# Aim
Output the full listing below exactly as it reads, and skip anything that is a picture.

# Dataset entries
= = =

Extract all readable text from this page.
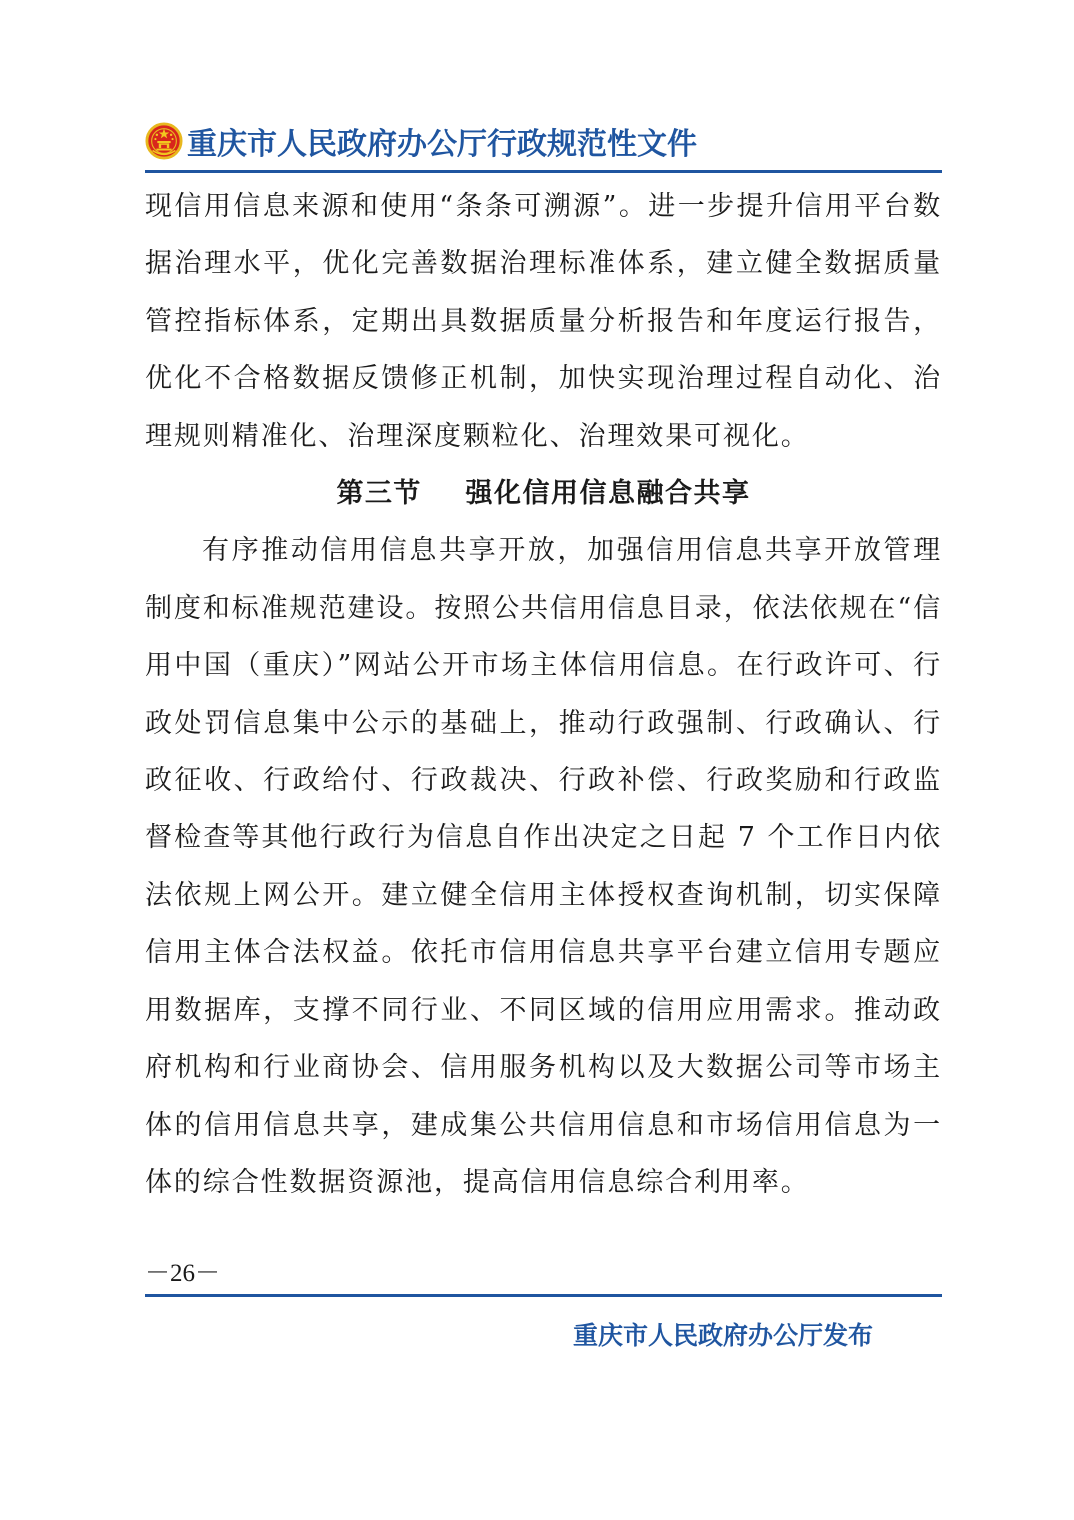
重庆市人民政府办公厅行政规范性文件

现信用信息来源和使用“条条可溯源”。进一步提升信用平台数据治理水平，优化完善数据治理标准体系，建立健全数据质量管控指标体系，定期出具数据质量分析报告和年度运行报告，优化不合格数据反馈修正机制，加快实现治理过程自动化、治理规则精准化、治理深度颗粒化、治理效果可视化。

第三节    强化信用信息融合共享

有序推动信用信息共享开放，加强信用信息共享开放管理制度和标准规范建设。按照公共信用信息目录，依法依规在“信用中国（重庆）”网站公开市场主体信用信息。在行政许可、行政处罚信息集中公示的基础上，推动行政强制、行政确认、行政征收、行政给付、行政裁决、行政补偿、行政奖励和行政监督检查等其他行政行为信息自作出决定之日起 7 个工作日内依法依规上网公开。建立健全信用主体授权查询机制，切实保障信用主体合法权益。依托市信用信息共享平台建立信用专题应用数据库，支撑不同行业、不同区域的信用应用需求。推动政府机构和行业商协会、信用服务机构以及大数据公司等市场主体的信用信息共享，建成集公共信用信息和市场信用信息为一体的综合性数据资源池，提高信用信息综合利用率。

－26－
重庆市人民政府办公厅发布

= = =

# Completed task
Extract all readable text from this page.
重庆市人民政府办公厅行政规范性文件

现信用信息来源和使用“条条可溯源”。进一步提升信用平台数据治理水平，优化完善数据治理标准体系，建立健全数据质量管控指标体系，定期出具数据质量分析报告和年度运行报告，优化不合格数据反馈修正机制，加快实现治理过程自动化、治理规则精准化、治理深度颗粒化、治理效果可视化。

第三节    强化信用信息融合共享

有序推动信用信息共享开放，加强信用信息共享开放管理制度和标准规范建设。按照公共信用信息目录，依法依规在“信用中国（重庆）”网站公开市场主体信用信息。在行政许可、行政处罚信息集中公示的基础上，推动行政强制、行政确认、行政征收、行政给付、行政裁决、行政补偿、行政奖励和行政监督检查等其他行政行为信息自作出决定之日起 7 个工作日内依法依规上网公开。建立健全信用主体授权查询机制，切实保障信用主体合法权益。依托市信用信息共享平台建立信用专题应用数据库，支撑不同行业、不同区域的信用应用需求。推动政府机构和行业商协会、信用服务机构以及大数据公司等市场主体的信用信息共享，建成集公共信用信息和市场信用信息为一体的综合性数据资源池，提高信用信息综合利用率。

－26－
重庆市人民政府办公厅发布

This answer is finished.